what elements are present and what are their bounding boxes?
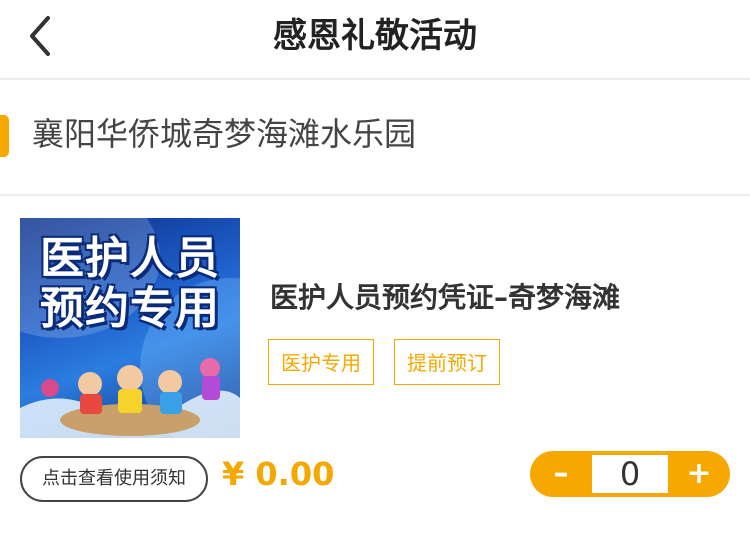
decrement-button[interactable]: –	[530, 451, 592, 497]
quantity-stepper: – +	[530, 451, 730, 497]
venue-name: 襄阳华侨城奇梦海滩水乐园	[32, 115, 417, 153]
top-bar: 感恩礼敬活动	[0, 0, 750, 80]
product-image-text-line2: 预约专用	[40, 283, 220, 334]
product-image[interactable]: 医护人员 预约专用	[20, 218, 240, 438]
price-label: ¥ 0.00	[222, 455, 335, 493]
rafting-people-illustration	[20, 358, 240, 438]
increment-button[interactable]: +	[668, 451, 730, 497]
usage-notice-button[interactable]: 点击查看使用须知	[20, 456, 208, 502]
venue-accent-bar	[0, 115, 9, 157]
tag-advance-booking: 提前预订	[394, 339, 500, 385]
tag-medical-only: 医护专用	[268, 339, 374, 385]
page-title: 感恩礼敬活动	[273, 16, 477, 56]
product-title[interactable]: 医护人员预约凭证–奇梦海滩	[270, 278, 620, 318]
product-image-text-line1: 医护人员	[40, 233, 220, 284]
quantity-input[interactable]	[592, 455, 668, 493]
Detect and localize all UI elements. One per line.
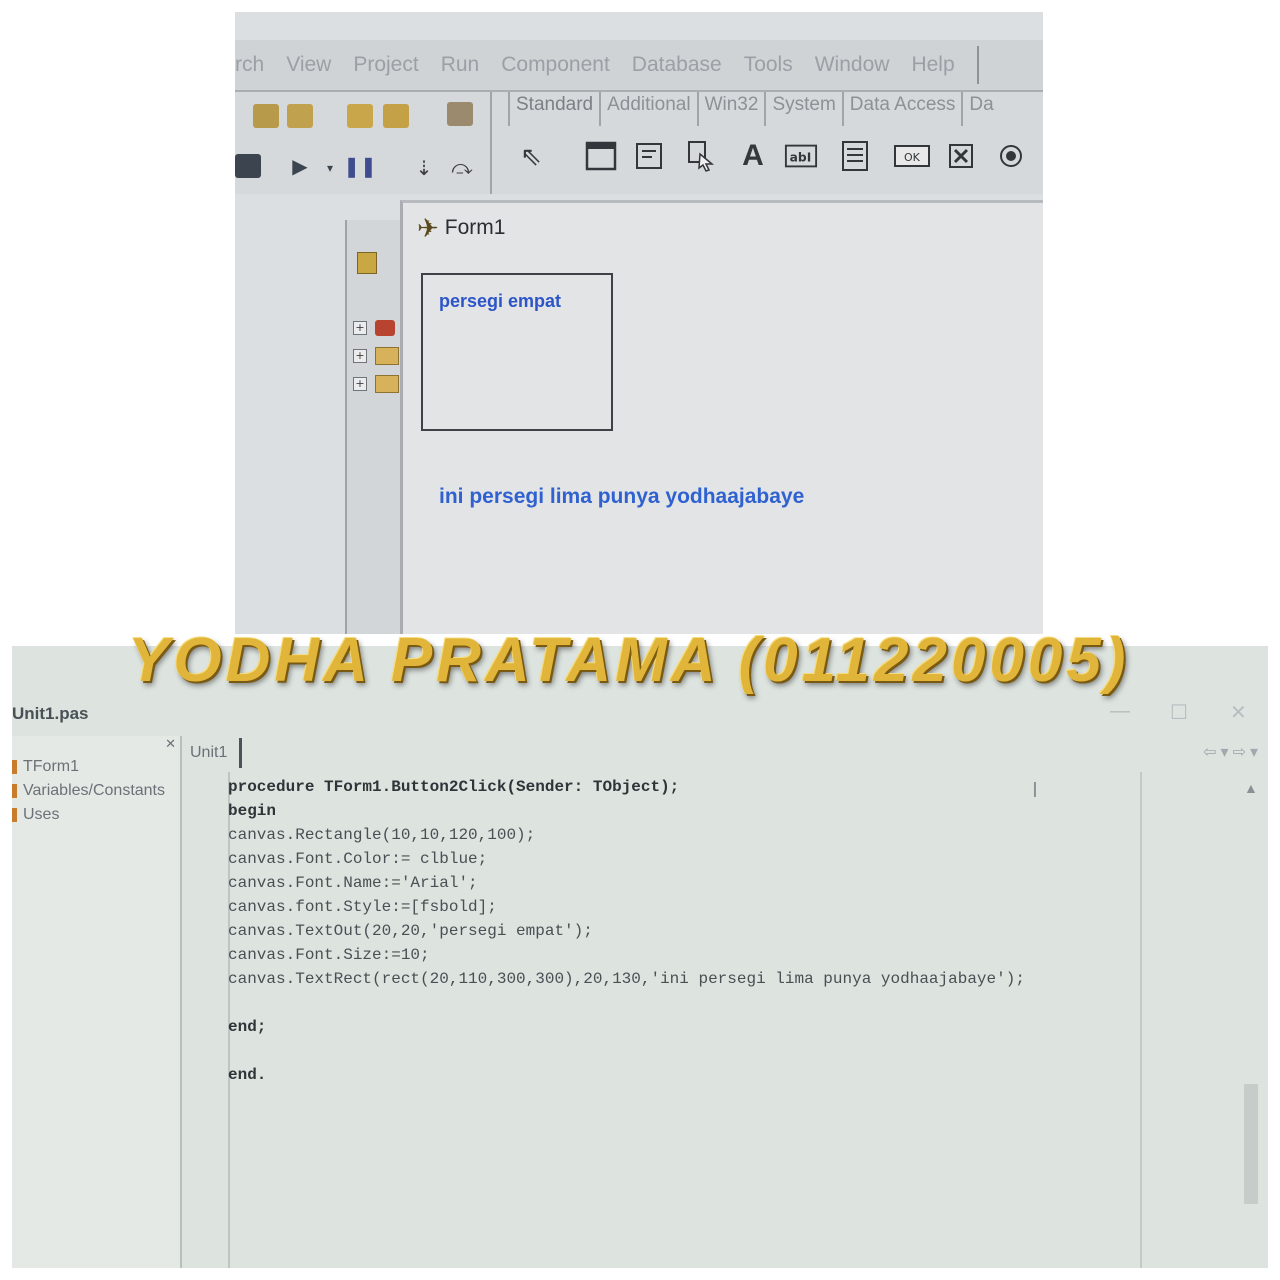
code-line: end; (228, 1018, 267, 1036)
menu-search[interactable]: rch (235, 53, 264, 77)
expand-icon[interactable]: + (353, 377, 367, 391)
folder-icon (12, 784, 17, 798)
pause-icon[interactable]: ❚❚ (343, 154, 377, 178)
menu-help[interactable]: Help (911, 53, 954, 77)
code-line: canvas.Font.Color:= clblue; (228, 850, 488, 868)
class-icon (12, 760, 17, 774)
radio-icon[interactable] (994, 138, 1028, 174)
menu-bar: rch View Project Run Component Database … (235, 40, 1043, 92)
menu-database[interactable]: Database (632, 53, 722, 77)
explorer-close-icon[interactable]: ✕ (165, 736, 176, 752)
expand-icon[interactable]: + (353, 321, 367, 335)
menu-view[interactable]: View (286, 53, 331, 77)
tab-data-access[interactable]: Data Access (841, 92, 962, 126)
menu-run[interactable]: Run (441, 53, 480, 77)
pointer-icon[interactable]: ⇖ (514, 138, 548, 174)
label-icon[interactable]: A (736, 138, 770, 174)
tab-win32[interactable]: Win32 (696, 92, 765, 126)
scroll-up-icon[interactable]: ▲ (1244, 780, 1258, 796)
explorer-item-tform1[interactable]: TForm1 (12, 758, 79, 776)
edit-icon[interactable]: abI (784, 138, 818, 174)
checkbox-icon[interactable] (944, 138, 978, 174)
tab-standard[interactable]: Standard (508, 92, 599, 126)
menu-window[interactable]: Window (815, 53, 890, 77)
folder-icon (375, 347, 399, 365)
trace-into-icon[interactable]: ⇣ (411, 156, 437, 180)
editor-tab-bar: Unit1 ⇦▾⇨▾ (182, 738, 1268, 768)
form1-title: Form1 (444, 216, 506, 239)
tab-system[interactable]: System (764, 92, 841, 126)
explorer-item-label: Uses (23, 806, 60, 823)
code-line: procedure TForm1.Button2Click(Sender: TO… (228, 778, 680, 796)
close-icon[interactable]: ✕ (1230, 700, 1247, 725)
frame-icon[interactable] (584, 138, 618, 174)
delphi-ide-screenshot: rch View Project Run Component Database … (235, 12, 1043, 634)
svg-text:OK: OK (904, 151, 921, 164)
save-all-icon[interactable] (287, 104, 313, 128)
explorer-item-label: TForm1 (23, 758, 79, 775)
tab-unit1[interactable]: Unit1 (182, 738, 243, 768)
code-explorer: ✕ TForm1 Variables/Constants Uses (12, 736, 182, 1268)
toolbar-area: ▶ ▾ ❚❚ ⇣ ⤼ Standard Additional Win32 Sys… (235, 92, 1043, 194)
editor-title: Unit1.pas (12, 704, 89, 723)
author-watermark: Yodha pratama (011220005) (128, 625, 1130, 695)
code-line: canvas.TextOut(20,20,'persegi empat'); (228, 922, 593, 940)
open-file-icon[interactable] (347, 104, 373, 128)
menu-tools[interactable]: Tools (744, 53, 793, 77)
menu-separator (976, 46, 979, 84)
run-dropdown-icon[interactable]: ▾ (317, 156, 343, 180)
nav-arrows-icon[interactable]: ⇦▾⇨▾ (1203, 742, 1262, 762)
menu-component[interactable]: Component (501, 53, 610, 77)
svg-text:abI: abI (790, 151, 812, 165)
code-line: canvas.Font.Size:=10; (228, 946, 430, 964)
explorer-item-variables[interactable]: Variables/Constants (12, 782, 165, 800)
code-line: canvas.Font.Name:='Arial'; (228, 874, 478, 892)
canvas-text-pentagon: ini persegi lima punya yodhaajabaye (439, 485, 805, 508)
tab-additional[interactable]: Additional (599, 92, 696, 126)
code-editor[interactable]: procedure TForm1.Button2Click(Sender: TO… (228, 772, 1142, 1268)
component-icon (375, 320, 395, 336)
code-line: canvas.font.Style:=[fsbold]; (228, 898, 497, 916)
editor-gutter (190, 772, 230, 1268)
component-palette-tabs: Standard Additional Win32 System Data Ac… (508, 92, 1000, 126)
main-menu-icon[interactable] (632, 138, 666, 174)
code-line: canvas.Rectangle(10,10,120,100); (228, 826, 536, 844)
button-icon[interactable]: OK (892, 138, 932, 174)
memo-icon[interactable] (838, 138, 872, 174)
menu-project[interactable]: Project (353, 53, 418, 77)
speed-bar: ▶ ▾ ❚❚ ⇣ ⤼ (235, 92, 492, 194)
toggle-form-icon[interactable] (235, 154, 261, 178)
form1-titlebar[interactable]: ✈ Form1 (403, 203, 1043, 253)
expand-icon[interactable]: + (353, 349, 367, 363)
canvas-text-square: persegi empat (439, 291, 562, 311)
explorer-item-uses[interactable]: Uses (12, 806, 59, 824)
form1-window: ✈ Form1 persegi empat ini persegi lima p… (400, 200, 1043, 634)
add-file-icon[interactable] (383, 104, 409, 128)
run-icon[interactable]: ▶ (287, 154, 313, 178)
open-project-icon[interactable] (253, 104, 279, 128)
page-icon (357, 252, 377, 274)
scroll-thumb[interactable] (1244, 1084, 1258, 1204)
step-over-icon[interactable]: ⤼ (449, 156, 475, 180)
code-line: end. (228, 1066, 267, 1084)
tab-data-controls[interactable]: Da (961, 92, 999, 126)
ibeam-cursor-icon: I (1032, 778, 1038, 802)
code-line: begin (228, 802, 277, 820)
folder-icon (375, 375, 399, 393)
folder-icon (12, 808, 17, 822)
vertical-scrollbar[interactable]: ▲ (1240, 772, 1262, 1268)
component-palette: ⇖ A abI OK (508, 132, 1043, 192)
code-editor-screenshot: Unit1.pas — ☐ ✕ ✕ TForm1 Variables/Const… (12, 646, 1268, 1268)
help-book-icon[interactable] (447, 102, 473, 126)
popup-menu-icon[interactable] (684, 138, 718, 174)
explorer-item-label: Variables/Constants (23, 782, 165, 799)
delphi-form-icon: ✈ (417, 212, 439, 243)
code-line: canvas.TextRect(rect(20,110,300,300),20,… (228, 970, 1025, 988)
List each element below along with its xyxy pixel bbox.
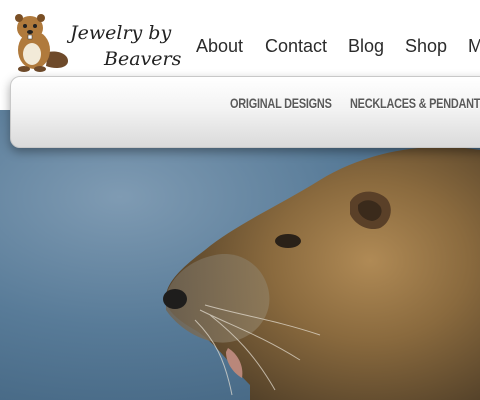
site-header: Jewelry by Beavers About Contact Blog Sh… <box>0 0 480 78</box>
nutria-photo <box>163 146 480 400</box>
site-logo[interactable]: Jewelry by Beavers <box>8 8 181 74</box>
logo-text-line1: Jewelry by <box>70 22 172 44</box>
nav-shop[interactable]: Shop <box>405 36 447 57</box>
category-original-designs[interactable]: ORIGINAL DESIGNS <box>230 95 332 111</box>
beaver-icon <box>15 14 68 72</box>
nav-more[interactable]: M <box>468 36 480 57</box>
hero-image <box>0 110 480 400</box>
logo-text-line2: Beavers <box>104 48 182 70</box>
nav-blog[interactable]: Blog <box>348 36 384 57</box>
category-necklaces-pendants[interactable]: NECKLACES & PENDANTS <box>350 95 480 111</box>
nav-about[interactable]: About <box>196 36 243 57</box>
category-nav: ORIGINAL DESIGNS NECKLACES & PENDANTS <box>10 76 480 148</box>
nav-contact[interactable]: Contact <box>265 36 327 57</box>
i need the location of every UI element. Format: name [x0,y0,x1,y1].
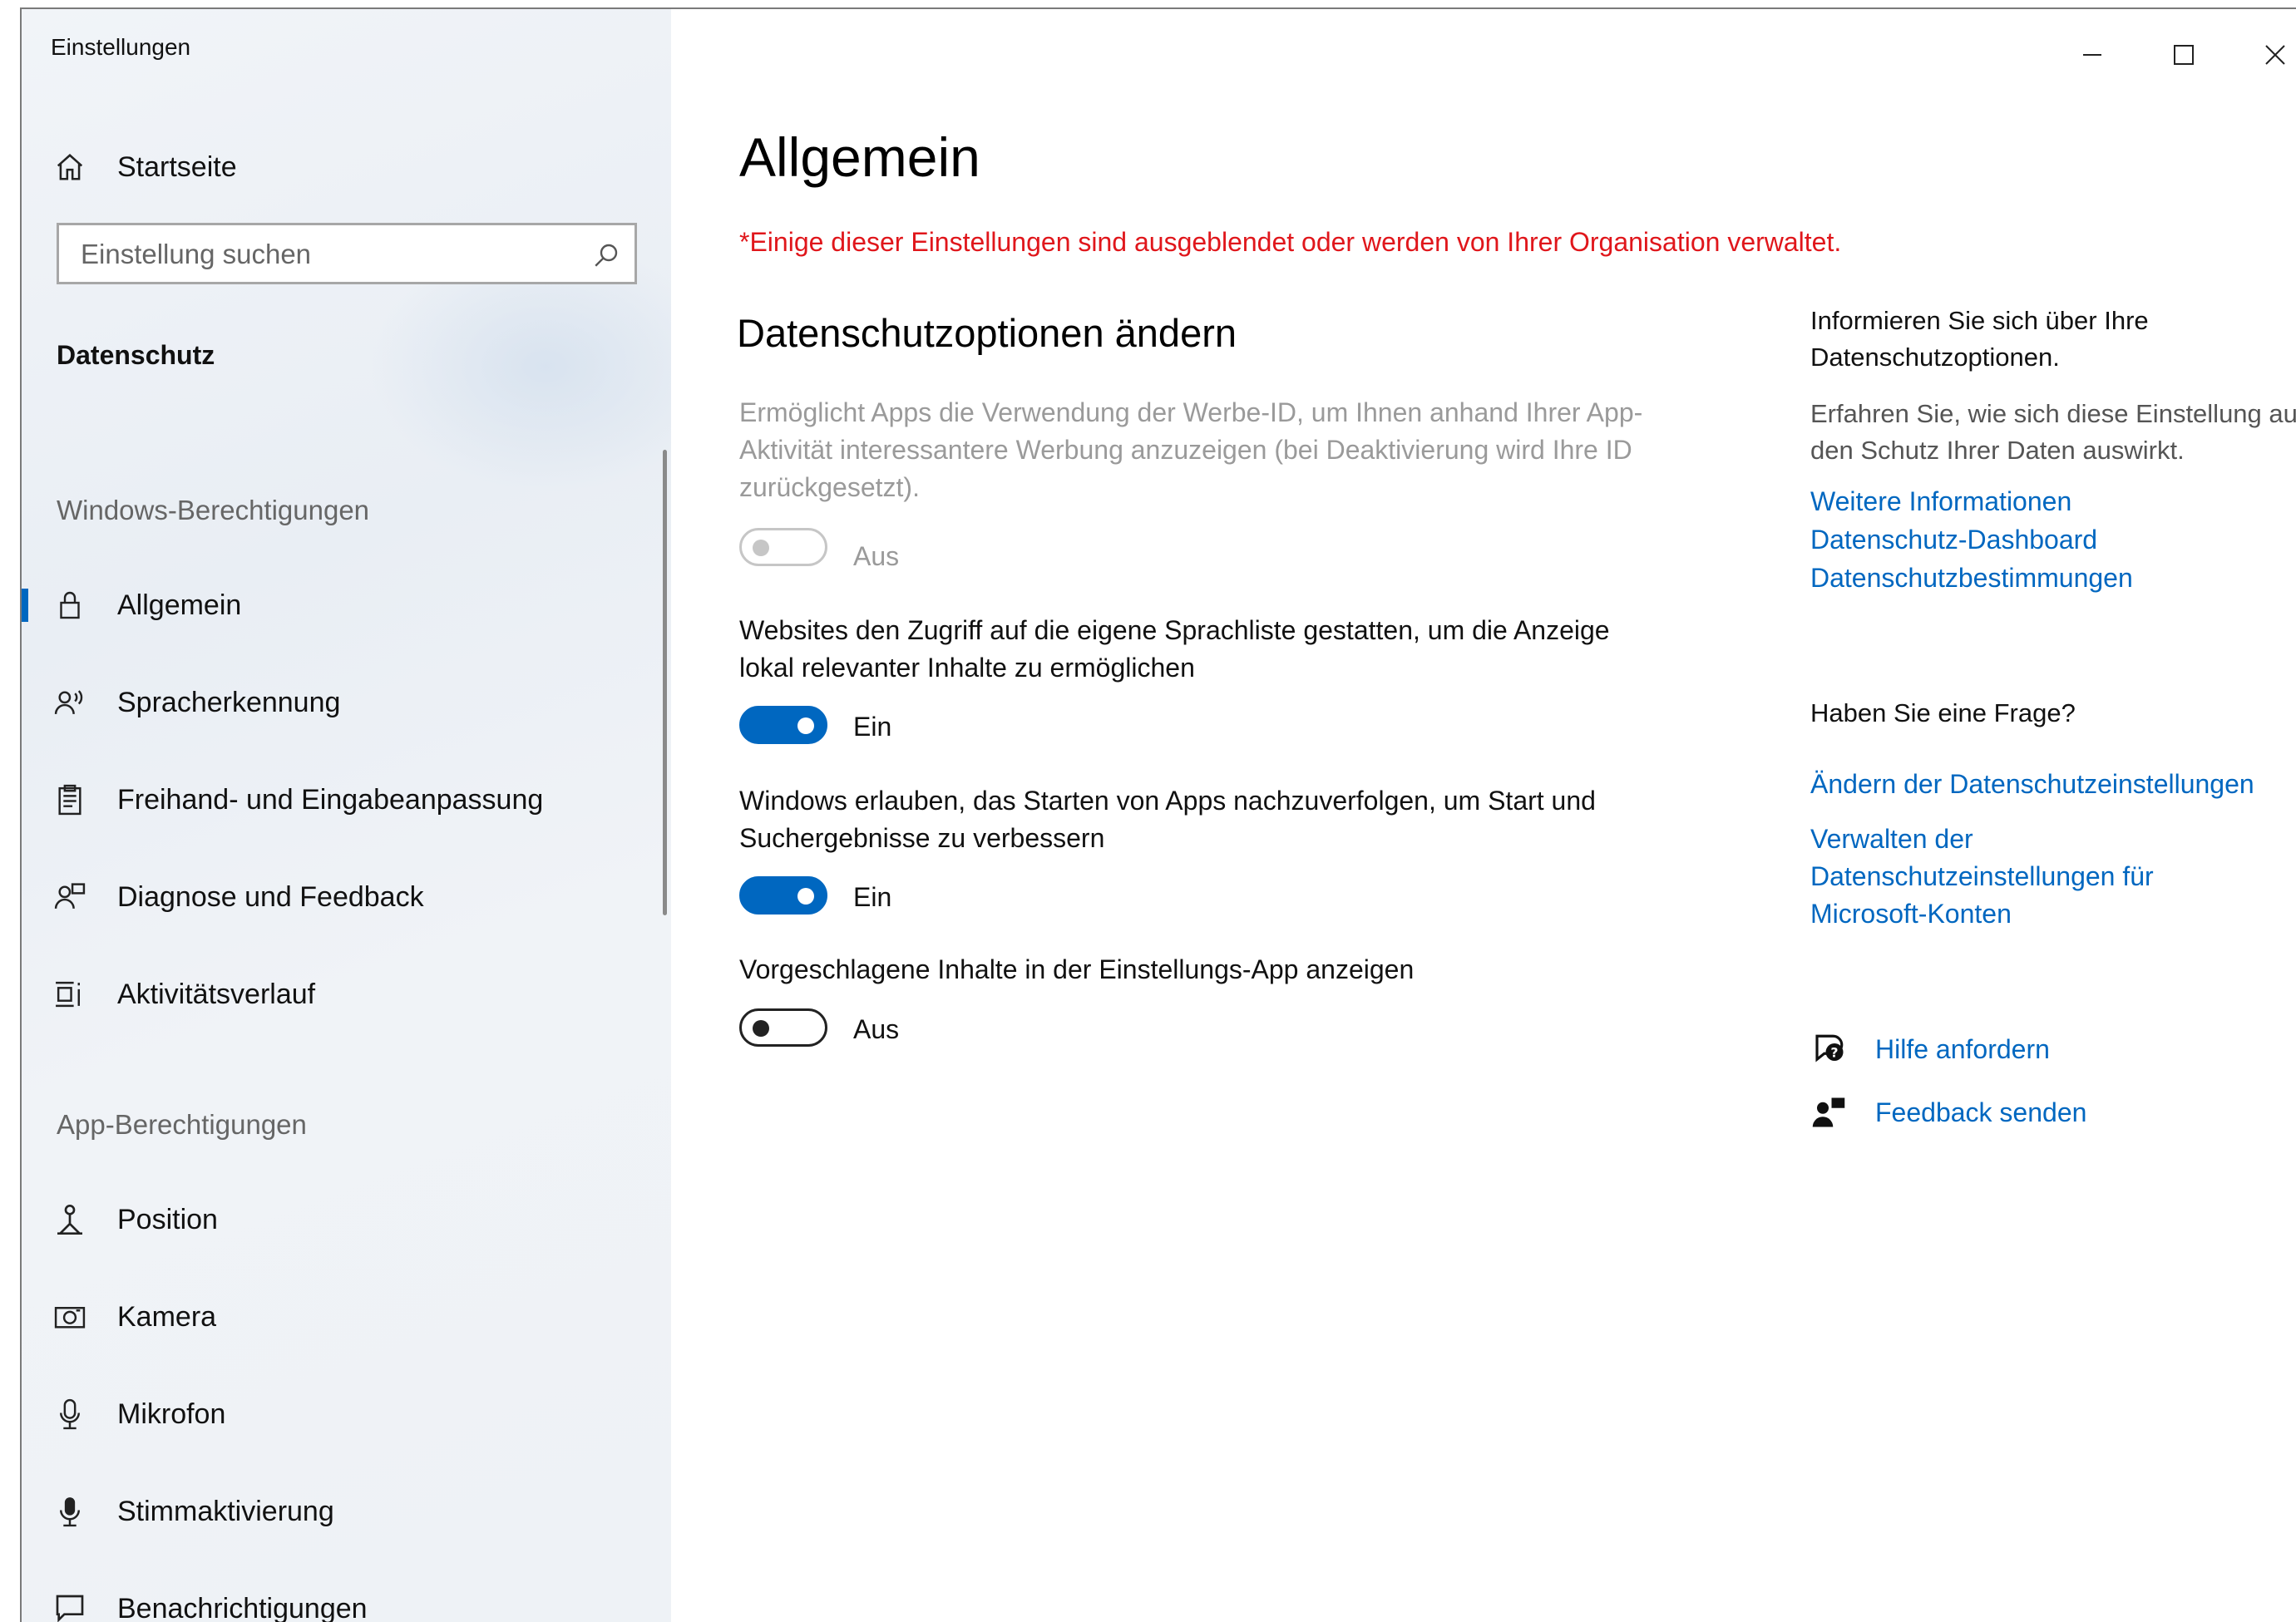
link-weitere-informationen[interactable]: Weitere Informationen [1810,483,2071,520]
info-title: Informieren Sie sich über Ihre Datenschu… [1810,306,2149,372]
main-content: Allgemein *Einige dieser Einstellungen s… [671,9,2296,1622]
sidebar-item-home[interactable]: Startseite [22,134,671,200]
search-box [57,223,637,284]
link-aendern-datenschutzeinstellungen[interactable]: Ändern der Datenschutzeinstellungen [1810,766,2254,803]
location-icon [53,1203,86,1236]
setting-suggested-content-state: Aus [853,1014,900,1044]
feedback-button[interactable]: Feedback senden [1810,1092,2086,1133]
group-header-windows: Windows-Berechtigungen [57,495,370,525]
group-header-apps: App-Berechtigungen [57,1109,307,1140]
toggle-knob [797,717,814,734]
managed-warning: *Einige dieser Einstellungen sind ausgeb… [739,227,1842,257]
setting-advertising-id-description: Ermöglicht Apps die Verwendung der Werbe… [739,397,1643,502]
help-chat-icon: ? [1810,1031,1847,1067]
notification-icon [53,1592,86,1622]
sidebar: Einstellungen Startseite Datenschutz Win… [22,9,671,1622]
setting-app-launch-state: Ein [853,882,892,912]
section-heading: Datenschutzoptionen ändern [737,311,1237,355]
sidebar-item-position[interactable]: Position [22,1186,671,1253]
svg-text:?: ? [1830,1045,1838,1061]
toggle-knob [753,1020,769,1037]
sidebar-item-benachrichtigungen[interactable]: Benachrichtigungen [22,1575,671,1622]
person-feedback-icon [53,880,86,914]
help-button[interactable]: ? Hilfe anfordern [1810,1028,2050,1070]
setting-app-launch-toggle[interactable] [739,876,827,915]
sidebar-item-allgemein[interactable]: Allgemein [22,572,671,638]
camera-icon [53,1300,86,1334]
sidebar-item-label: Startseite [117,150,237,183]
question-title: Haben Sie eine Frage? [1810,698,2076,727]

▸ **Task directions**
Swap "clblue" for "clred" in the items, starting at the line that has "code-line: end; (228, 1018, 267, 1036)" and stopping after the line that has "editor-title: Unit1.pas (12, 704, 89, 723)". Give back only those lines, with everything else unchanged.

▸ **Answer to this task**
code-line: end; (228, 1018, 267, 1036)
menu-search[interactable]: rch (235, 53, 264, 77)
expand-icon[interactable]: + (353, 377, 367, 391)
folder-icon (12, 784, 17, 798)
pause-icon[interactable]: ❚❚ (343, 154, 377, 178)
menu-help[interactable]: Help (911, 53, 954, 77)
code-line: canvas.Font.Color:= clred; (228, 850, 488, 868)
class-icon (12, 760, 17, 774)
radio-icon[interactable] (994, 138, 1028, 174)
menu-bar: rch View Project Run Component Database … (235, 40, 1043, 92)
menu-database[interactable]: Database (632, 53, 722, 77)
explorer-close-icon[interactable]: ✕ (165, 736, 176, 752)
expand-icon[interactable]: + (353, 321, 367, 335)
menu-view[interactable]: View (286, 53, 331, 77)
tab-data-access[interactable]: Data Access (841, 92, 962, 126)
menu-run[interactable]: Run (441, 53, 480, 77)
pointer-icon[interactable]: ⇖ (514, 138, 548, 174)
label-icon[interactable]: A (736, 138, 770, 174)
tab-win32[interactable]: Win32 (696, 92, 765, 126)
scroll-up-icon[interactable]: ▲ (1244, 780, 1258, 796)
explorer-item-tform1[interactable]: TForm1 (12, 758, 79, 776)
edit-icon[interactable]: abI (784, 138, 818, 174)
checkbox-icon[interactable] (944, 138, 978, 174)
tab-standard[interactable]: Standard (508, 92, 599, 126)
menu-window[interactable]: Window (815, 53, 890, 77)
folder-icon (375, 347, 399, 365)
trace-into-icon[interactable]: ⇣ (411, 156, 437, 180)
editor-tab-bar: Unit1 ⇦▾⇨▾ (182, 738, 1268, 768)
form1-title: Form1 (444, 216, 506, 239)
tab-system[interactable]: System (764, 92, 841, 126)
explorer-item-label: Uses (23, 806, 60, 823)
code-line: procedure TForm1.Button2Click(Sender: TO… (228, 778, 680, 796)
close-icon[interactable]: ✕ (1230, 700, 1247, 725)
frame-icon[interactable] (584, 138, 618, 174)
delphi-ide-screenshot: rch View Project Run Component Database … (235, 12, 1043, 634)
svg-text:OK: OK (904, 151, 921, 164)
save-all-icon[interactable] (287, 104, 313, 128)
explorer-item-label: TForm1 (23, 758, 79, 775)
tab-unit1[interactable]: Unit1 (182, 738, 243, 768)
code-explorer: ✕ TForm1 Variables/Constants Uses (12, 736, 182, 1268)
toolbar-area: ▶ ▾ ❚❚ ⇣ ⤼ Standard Additional Win32 Sys… (235, 92, 1043, 194)
editor-title: Unit1.pas (12, 704, 89, 723)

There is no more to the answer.